### [Figure content listings]
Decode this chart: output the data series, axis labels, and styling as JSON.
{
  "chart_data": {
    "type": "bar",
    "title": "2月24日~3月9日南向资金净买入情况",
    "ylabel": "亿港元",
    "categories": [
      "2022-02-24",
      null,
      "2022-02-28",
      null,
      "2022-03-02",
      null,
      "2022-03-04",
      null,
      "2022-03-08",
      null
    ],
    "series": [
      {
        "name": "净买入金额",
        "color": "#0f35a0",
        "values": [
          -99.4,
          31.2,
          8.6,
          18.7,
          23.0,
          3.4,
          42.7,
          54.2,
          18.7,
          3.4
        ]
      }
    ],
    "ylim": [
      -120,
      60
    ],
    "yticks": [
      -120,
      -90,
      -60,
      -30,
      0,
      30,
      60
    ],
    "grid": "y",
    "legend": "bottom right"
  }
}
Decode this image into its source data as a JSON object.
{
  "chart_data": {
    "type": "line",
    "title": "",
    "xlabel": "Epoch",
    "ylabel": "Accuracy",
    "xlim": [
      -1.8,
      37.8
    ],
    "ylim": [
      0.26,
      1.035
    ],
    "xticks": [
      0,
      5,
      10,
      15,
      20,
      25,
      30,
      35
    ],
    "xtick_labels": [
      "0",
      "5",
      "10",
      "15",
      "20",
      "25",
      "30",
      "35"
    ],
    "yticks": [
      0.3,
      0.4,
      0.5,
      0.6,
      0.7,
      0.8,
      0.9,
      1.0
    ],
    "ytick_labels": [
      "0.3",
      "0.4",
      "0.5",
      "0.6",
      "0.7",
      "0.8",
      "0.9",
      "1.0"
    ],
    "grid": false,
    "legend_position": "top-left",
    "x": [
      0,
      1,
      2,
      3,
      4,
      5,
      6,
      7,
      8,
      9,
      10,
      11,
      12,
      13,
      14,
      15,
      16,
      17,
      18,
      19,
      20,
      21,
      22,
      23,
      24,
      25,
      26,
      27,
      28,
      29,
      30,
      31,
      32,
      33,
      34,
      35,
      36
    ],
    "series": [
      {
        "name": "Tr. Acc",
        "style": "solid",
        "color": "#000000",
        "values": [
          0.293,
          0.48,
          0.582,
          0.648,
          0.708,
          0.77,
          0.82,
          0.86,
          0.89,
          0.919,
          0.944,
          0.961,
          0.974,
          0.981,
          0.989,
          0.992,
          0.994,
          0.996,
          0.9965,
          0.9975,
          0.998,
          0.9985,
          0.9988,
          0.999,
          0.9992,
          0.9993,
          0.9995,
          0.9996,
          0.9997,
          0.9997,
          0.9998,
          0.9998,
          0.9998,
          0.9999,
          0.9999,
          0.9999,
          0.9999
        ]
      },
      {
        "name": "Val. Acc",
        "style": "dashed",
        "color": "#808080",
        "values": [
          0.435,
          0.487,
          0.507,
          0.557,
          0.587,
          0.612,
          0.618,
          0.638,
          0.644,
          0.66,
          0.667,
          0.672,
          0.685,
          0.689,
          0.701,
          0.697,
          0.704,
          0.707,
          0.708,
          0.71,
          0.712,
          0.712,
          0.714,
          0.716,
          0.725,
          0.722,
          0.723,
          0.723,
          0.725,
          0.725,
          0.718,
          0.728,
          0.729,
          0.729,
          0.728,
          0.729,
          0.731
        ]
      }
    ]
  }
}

### [SHORT EXERCISE]
Emit the records above again, exactly, with no line skipped.

### [TASK ANSWER]
Decode this chart: output the data series, axis labels, and styling as JSON.
{
  "chart_data": {
    "type": "bar",
    "title": "2月24日~3月9日南向资金净买入情况",
    "ylabel": "亿港元",
    "categories": [
      "2022-02-24",
      null,
      "2022-02-28",
      null,
      "2022-03-02",
      null,
      "2022-03-04",
      null,
      "2022-03-08",
      null
    ],
    "series": [
      {
        "name": "净买入金额",
        "color": "#0f35a0",
        "values": [
          -99.4,
          31.2,
          8.6,
          18.7,
          23.0,
          3.4,
          42.7,
          54.2,
          18.7,
          3.4
        ]
      }
    ],
    "ylim": [
      -120,
      60
    ],
    "yticks": [
      -120,
      -90,
      -60,
      -30,
      0,
      30,
      60
    ],
    "grid": "y",
    "legend": "bottom right"
  }
}
Decode this image into its source data as a JSON object.
{
  "chart_data": {
    "type": "line",
    "title": "",
    "xlabel": "Epoch",
    "ylabel": "Accuracy",
    "xlim": [
      -1.8,
      37.8
    ],
    "ylim": [
      0.26,
      1.035
    ],
    "xticks": [
      0,
      5,
      10,
      15,
      20,
      25,
      30,
      35
    ],
    "xtick_labels": [
      "0",
      "5",
      "10",
      "15",
      "20",
      "25",
      "30",
      "35"
    ],
    "yticks": [
      0.3,
      0.4,
      0.5,
      0.6,
      0.7,
      0.8,
      0.9,
      1.0
    ],
    "ytick_labels": [
      "0.3",
      "0.4",
      "0.5",
      "0.6",
      "0.7",
      "0.8",
      "0.9",
      "1.0"
    ],
    "grid": false,
    "legend_position": "top-left",
    "x": [
      0,
      1,
      2,
      3,
      4,
      5,
      6,
      7,
      8,
      9,
      10,
      11,
      12,
      13,
      14,
      15,
      16,
      17,
      18,
      19,
      20,
      21,
      22,
      23,
      24,
      25,
      26,
      27,
      28,
      29,
      30,
      31,
      32,
      33,
      34,
      35,
      36
    ],
    "series": [
      {
        "name": "Tr. Acc",
        "style": "solid",
        "color": "#000000",
        "values": [
          0.293,
          0.48,
          0.582,
          0.648,
          0.708,
          0.77,
          0.82,
          0.86,
          0.89,
          0.919,
          0.944,
          0.961,
          0.974,
          0.981,
          0.989,
          0.992,
          0.994,
          0.996,
          0.9965,
          0.9975,
          0.998,
          0.9985,
          0.9988,
          0.999,
          0.9992,
          0.9993,
          0.9995,
          0.9996,
          0.9997,
          0.9997,
          0.9998,
          0.9998,
          0.9998,
          0.9999,
          0.9999,
          0.9999,
          0.9999
        ]
      },
      {
        "name": "Val. Acc",
        "style": "dashed",
        "color": "#808080",
        "values": [
          0.435,
          0.487,
          0.507,
          0.557,
          0.587,
          0.612,
          0.618,
          0.638,
          0.644,
          0.66,
          0.667,
          0.672,
          0.685,
          0.689,
          0.701,
          0.697,
          0.704,
          0.707,
          0.708,
          0.71,
          0.712,
          0.712,
          0.714,
          0.716,
          0.725,
          0.722,
          0.723,
          0.723,
          0.725,
          0.725,
          0.718,
          0.728,
          0.729,
          0.729,
          0.728,
          0.729,
          0.731
        ]
      }
    ]
  }
}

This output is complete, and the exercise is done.